Article:
•••••
And when it comes to the NFL draft, which is far more of a gamble than most care to admit, why not take a punch at the consensus top pick instead of someone else? Mack played at Buffalo. Donald had to convince scouts that a size disadvantage at his position was actually an advantage. Clowney was also two years younger than either of them.

The Texans chose Clowney and then essentially waited for two years. If you wipe out those first two seasons that were again marred by injury, and start in 2016, then Clowney built an impressive resume in Houston.

From 2016-2018, Clowney ranks third in tackles for a loss at 53 (Donald, 57, Chandler Jones, 56) and tied for 19th in QB hits with Trey Flowers and Gerald McCoy. He’s 22nd in sacks with 24.5. Flowers signed a five-year, $90 million deal with the Detroit Lions, posting similar pass rushing numbers with a reputation as an elite run-stopper on the edge.

As of now, Pro-Football-Reference’s advanced stats only go back to 2018, but Clowney was tied for 6th in pressures with Frank Clark and Garrett. The leaders were Aaron Donald at 70, teammate J.J. Watt at 60, Dee Ford at 54, Yannick Ngakoue at 51, Chris Jones at 49, and Clowney at 48. He played in one fewer game than those five and at an average of 3 pressures per game, this could have put him over the 50 mark.

Well behind Donald (like everyone else) but certainly comparable to Ford, Ngakoue, Clark, and even Garrett. Khalil Mack had 47 in 14 games.

In QB knockdowns, Clowney had 11, tied for 15th with Watt, Chris Long, and McCoy. In hurries, he was third behind Donald and Watt. All told, when the Seahawks traded a third round pick, Barkevious Mingo, and Jacob Martin to Houston for Clowney, they were trading for a player who had an argument as the best run defender on the edge in football and perhaps a top-6 pass rusher from that position as well.

Whatever the reasoning — scheme, injuries, surrounding personnel, commitment from opposing offenses to contain him, strength of schedule — Clowney has not been as productive as a pass rusher in 2019. He ranks 15th in total pressure with Devon Kennard and is on pace for 38 total. He has 10 QB knockdowns, roughly the same as 2018. He has 16 QB hurries, same as Nick Bosa, and only seven players have more. But his three sacks does not rank him in the top 100.

It’s really the one area where Clowney’s production has not matched all the “accoutrement stats” around it. Many players have finished a season with 10+ sacks, but for whatever reason, Clowney is not one of them and 2019 will be his least productive season in that area barring an incredible three-game finish.
•••••
The records:
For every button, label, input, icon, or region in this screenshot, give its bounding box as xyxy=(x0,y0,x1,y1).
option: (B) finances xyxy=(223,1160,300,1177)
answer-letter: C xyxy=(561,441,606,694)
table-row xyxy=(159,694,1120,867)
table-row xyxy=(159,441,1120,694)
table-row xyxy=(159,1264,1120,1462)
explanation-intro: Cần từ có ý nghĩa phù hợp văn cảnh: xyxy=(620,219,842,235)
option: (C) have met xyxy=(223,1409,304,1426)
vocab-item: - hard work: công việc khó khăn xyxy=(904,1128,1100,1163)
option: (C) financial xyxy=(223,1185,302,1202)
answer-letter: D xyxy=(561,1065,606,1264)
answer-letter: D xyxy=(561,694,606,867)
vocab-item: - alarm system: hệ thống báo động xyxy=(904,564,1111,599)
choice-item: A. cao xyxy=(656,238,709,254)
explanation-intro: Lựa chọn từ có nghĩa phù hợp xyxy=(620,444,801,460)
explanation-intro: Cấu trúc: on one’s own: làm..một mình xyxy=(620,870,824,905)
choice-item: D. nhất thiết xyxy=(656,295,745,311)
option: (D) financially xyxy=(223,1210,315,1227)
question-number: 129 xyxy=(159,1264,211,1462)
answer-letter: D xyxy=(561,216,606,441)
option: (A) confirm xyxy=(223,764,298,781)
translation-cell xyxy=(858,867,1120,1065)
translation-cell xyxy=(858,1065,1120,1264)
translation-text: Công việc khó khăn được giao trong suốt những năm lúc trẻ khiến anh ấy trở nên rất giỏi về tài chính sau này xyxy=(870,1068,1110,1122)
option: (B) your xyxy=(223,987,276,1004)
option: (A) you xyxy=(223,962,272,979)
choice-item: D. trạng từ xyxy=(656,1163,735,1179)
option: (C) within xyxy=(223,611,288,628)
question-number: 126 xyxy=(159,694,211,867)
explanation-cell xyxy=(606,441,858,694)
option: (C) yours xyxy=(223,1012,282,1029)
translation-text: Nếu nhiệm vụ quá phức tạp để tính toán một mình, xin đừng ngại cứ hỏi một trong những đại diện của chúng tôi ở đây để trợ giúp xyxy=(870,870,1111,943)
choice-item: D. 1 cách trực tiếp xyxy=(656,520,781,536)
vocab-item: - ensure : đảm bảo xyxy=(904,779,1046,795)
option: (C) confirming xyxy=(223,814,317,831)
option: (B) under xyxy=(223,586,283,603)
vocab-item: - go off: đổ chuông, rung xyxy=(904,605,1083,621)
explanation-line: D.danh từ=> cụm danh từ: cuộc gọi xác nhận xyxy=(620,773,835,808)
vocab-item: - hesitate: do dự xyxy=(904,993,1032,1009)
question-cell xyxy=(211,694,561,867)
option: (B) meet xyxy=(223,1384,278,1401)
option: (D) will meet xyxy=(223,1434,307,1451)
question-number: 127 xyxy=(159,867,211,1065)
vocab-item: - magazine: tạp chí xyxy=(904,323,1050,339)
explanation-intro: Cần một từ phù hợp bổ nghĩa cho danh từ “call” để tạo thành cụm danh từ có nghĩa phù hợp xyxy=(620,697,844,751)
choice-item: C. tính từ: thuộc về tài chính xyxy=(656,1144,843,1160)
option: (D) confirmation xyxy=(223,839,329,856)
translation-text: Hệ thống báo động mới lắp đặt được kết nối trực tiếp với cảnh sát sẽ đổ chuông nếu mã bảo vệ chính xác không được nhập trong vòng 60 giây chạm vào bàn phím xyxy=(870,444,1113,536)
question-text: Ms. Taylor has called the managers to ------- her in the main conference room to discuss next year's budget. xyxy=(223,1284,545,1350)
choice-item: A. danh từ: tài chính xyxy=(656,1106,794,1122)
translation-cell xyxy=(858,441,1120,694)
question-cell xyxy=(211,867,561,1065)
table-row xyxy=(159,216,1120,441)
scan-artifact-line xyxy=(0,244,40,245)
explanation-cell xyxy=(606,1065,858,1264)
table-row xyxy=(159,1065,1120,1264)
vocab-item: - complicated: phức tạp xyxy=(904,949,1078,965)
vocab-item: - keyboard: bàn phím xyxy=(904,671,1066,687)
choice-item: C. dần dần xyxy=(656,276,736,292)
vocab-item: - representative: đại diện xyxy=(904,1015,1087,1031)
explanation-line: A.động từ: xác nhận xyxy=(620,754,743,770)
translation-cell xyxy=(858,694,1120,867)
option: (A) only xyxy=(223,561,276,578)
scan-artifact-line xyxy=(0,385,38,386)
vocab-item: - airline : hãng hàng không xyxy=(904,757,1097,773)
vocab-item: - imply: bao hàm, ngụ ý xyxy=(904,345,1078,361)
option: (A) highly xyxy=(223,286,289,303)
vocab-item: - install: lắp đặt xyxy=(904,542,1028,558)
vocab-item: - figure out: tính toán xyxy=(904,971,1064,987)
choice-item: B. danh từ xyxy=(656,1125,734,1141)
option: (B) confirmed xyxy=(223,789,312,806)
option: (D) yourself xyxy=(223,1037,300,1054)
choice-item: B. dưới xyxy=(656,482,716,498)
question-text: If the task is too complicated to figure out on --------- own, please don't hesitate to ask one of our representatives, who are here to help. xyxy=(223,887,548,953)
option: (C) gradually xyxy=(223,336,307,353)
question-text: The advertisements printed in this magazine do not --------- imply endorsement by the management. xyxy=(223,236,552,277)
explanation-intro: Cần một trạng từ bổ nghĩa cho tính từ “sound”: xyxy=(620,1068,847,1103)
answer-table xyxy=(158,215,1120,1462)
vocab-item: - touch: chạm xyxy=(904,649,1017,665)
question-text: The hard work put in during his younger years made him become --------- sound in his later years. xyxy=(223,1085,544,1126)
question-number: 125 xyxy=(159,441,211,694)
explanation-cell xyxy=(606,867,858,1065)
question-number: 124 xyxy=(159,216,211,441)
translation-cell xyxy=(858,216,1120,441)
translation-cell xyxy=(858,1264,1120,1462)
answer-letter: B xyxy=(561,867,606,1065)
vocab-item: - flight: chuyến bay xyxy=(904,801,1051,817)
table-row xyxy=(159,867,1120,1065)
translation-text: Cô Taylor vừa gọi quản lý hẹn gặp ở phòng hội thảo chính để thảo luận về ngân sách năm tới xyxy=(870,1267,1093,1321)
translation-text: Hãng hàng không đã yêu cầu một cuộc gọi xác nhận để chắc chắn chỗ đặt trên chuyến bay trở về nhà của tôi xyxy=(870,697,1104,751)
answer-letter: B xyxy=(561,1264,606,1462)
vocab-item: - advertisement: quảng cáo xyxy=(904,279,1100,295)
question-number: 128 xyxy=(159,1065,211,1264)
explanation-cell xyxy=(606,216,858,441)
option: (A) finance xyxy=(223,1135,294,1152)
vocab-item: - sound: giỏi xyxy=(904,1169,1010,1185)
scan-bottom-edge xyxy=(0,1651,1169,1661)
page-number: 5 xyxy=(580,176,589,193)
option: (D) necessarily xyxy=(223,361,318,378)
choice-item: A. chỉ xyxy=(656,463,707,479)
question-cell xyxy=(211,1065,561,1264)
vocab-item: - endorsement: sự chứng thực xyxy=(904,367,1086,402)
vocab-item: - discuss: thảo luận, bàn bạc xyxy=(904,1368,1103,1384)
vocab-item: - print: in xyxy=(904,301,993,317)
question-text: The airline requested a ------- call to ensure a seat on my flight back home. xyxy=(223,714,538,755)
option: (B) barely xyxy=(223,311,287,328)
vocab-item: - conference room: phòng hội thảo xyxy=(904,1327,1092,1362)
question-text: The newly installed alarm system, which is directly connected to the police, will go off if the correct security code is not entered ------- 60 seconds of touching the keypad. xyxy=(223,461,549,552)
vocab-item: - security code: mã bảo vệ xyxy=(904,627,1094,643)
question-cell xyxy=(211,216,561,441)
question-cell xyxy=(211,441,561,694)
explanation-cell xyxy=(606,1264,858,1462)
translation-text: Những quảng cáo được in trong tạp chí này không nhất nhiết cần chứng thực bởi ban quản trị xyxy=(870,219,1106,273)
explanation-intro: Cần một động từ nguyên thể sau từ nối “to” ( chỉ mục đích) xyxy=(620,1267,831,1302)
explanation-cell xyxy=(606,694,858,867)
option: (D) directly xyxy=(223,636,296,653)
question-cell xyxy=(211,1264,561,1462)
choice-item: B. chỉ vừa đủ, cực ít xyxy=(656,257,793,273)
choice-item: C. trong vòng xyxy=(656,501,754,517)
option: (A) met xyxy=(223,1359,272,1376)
•••••
Challenge 1:
Translate the sentence "The Texans chose Clowney and then essentially waited for two years." from the Clowney article into Spanish.
Challenge 2:
Rewrite the records as a numbered list. Begin at the first line of the records, stop after the line that contains "choice-item: D. nhất", and leave out any blank lines.

Result 1:
Los Texans eligieron a Clowney y luego, básicamente, esperaron dos años.

Result 2:
1. For every button, label, input, icon, or region in this screenshot, give its bounding box as xyxy=(x0,y0,x1,y1).
2. option: (B) finances xyxy=(223,1160,300,1177)
3. answer-letter: C xyxy=(561,441,606,694)
4. table-row xyxy=(159,694,1120,867)
5. table-row xyxy=(159,441,1120,694)
6. table-row xyxy=(159,1264,1120,1462)
7. explanation-intro: Cần từ có ý nghĩa phù hợp văn cảnh: xyxy=(620,219,842,235)
8. option: (C) have met xyxy=(223,1409,304,1426)
9. vocab-item: - hard work: công việc khó khăn xyxy=(904,1128,1100,1163)
10. option: (C) financial xyxy=(223,1185,302,1202)
11. answer-letter: D xyxy=(561,1065,606,1264)
12. answer-letter: D xyxy=(561,694,606,867)
13. vocab-item: - alarm system: hệ thống báo động xyxy=(904,564,1111,599)
14. choice-item: A. cao xyxy=(656,238,709,254)
15. explanation-intro: Lựa chọn từ có nghĩa phù hợp xyxy=(620,444,801,460)
16. explanation-intro: Cấu trúc: on one’s own: làm..một mình xyxy=(620,870,824,905)
17. choice-item: D. nhất thiết xyxy=(656,295,745,311)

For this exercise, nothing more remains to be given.